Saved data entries
========

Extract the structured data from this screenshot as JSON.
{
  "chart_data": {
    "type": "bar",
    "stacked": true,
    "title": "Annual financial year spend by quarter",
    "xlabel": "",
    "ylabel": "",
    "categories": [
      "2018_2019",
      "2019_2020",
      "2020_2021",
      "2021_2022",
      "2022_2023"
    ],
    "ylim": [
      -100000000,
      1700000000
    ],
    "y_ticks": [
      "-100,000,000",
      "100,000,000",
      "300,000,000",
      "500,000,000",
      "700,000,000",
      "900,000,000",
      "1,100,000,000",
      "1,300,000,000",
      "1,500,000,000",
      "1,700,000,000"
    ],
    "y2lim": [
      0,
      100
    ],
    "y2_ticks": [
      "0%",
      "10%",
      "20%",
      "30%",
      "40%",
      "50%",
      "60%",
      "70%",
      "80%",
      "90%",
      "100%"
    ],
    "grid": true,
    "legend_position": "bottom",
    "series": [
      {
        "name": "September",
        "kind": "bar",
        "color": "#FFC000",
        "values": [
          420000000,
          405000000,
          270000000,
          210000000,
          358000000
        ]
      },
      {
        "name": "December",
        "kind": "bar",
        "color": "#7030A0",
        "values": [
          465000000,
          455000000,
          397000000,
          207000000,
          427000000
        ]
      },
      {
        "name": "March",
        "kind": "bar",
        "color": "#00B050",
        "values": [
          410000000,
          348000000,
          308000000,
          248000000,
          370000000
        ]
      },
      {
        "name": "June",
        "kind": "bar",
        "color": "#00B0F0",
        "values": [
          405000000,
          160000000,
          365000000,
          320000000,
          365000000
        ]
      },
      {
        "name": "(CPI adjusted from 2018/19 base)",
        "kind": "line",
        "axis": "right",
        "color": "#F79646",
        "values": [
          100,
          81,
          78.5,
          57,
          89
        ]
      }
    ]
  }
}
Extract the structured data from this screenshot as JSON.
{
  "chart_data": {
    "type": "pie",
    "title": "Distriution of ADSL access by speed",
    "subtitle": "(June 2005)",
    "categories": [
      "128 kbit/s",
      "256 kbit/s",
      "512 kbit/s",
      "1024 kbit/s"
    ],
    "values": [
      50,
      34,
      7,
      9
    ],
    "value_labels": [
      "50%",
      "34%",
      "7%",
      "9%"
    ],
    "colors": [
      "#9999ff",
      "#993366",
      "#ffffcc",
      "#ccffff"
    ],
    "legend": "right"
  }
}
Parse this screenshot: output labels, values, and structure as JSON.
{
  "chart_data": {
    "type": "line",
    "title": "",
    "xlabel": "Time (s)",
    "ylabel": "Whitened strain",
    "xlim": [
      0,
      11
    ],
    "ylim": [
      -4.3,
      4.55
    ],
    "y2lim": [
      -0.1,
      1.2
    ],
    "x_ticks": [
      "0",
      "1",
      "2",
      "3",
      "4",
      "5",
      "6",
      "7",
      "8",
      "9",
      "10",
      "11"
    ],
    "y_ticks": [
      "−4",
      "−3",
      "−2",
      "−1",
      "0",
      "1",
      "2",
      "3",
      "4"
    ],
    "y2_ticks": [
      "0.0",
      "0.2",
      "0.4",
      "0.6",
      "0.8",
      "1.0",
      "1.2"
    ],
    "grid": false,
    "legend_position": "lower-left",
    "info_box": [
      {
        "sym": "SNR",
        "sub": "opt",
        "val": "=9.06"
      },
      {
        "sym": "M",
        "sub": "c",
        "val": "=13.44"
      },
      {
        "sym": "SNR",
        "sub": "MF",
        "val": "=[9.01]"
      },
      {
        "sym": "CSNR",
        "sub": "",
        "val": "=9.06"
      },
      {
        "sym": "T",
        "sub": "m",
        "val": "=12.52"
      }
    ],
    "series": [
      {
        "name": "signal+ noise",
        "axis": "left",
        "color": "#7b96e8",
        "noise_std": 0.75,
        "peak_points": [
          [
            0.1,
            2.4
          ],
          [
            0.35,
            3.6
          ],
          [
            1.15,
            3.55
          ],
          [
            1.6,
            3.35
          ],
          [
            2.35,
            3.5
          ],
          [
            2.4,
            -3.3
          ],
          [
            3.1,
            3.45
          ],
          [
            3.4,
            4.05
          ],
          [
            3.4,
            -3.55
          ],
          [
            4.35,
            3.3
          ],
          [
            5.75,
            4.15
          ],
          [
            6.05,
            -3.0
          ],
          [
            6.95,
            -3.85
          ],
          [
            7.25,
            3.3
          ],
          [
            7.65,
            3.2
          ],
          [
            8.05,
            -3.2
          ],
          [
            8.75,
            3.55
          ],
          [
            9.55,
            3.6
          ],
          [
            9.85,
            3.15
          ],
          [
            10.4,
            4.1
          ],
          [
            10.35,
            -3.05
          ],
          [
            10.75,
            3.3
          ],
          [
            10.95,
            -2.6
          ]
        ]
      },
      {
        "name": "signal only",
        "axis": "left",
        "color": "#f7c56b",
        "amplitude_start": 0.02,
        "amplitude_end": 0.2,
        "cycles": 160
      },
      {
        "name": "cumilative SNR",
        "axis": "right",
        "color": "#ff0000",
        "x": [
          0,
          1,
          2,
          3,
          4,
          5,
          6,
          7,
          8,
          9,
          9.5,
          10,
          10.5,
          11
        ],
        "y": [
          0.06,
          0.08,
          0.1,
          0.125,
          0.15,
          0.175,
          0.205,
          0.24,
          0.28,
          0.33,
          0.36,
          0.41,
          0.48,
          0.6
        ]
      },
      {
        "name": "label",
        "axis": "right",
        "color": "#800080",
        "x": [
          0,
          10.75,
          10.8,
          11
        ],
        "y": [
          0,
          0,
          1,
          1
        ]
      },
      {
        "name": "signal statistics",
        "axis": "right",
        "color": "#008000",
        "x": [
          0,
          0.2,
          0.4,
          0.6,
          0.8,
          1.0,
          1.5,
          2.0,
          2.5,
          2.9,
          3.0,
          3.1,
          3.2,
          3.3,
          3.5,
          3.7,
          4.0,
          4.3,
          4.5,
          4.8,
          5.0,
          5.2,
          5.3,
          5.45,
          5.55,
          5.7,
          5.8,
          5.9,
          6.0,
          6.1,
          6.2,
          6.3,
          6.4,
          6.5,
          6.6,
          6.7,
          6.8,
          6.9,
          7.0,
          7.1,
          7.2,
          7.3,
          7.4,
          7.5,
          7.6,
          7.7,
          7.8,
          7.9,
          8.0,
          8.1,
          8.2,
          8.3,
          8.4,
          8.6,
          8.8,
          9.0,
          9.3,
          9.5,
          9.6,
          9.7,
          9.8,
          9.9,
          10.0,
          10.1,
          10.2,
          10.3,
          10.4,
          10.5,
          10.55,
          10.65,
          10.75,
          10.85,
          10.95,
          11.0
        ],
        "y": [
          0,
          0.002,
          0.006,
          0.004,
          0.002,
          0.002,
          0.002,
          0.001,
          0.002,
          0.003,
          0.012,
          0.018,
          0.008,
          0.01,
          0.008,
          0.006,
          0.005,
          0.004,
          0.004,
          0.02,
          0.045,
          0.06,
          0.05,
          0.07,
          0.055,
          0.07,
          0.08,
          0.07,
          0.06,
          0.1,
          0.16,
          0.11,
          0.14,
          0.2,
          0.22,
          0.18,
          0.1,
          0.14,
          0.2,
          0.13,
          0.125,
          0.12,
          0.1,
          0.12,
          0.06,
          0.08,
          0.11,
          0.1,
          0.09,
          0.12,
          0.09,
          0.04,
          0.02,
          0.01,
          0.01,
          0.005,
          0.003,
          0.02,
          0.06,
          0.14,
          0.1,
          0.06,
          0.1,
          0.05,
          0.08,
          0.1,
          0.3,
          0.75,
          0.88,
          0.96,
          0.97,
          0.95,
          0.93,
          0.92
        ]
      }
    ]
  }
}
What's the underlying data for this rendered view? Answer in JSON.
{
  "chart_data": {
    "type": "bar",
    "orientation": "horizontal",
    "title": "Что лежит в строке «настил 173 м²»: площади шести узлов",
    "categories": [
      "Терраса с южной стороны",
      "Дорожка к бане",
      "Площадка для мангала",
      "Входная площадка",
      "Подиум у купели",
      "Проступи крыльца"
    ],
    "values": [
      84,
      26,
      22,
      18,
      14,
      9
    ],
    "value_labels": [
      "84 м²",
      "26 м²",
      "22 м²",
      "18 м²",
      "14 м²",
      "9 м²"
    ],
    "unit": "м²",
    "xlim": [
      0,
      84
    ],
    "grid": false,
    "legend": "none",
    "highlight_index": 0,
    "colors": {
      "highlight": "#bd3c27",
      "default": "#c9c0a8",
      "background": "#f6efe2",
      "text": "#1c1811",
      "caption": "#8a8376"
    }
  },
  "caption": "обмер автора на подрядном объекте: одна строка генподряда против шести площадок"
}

========

• [Stated goal]: Which lines run from the one containing "What's the underlying" to the end of the entries above? Quote exactly those, and only those.

• [Result]:
What's the underlying data for this rendered view? Answer in JSON.
{
  "chart_data": {
    "type": "bar",
    "orientation": "horizontal",
    "title": "Что лежит в строке «настил 173 м²»: площади шести узлов",
    "categories": [
      "Терраса с южной стороны",
      "Дорожка к бане",
      "Площадка для мангала",
      "Входная площадка",
      "Подиум у купели",
      "Проступи крыльца"
    ],
    "values": [
      84,
      26,
      22,
      18,
      14,
      9
    ],
    "value_labels": [
      "84 м²",
      "26 м²",
      "22 м²",
      "18 м²",
      "14 м²",
      "9 м²"
    ],
    "unit": "м²",
    "xlim": [
      0,
      84
    ],
    "grid": false,
    "legend": "none",
    "highlight_index": 0,
    "colors": {
      "highlight": "#bd3c27",
      "default": "#c9c0a8",
      "background": "#f6efe2",
      "text": "#1c1811",
      "caption": "#8a8376"
    }
  },
  "caption": "обмер автора на подрядном объекте: одна строка генподряда против шести площадок"
}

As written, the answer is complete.